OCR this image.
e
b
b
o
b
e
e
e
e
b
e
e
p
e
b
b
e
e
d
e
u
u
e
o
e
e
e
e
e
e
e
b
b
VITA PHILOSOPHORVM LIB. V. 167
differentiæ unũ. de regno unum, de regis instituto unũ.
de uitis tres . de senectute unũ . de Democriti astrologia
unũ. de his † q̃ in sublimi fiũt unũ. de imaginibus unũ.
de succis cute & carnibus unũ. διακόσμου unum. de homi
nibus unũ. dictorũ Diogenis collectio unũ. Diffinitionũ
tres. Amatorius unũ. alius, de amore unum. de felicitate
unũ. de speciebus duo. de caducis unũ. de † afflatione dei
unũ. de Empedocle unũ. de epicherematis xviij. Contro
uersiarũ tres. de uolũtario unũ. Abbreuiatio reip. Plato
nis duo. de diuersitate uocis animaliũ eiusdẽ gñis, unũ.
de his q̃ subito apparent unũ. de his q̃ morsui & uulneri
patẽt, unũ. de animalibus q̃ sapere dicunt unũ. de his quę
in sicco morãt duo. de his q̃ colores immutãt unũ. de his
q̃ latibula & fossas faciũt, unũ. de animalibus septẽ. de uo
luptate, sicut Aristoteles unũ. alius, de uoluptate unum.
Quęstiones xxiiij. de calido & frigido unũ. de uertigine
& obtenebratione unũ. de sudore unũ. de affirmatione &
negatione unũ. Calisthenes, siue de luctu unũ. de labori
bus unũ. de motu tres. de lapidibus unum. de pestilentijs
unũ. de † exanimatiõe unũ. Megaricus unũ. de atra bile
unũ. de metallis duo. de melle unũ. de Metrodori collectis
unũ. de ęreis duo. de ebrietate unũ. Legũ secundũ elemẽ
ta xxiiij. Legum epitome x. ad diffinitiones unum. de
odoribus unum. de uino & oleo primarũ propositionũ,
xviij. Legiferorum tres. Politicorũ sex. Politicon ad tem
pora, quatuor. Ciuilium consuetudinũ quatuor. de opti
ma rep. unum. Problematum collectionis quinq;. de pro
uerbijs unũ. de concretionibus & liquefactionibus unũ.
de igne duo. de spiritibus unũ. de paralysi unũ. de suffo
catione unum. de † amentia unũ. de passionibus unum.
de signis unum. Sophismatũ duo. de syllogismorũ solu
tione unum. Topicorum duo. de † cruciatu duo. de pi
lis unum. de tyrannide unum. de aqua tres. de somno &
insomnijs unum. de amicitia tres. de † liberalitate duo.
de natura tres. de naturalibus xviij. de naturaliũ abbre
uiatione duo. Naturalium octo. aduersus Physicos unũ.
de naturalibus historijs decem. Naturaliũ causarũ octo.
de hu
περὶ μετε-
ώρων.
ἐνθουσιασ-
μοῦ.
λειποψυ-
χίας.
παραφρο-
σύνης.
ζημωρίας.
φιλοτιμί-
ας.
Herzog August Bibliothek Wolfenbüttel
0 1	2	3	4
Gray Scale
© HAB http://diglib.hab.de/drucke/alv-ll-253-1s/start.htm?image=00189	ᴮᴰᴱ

────────────────────

Each line in the entries above that includes the string "animalibus" should be extracted.

[CORRECT OUTPUT]
patẽt, unũ. de animalibus q̃ sapere dicunt unũ. de his quę
q̃ latibula & fossas faciũt, unũ. de animalibus septẽ. de uo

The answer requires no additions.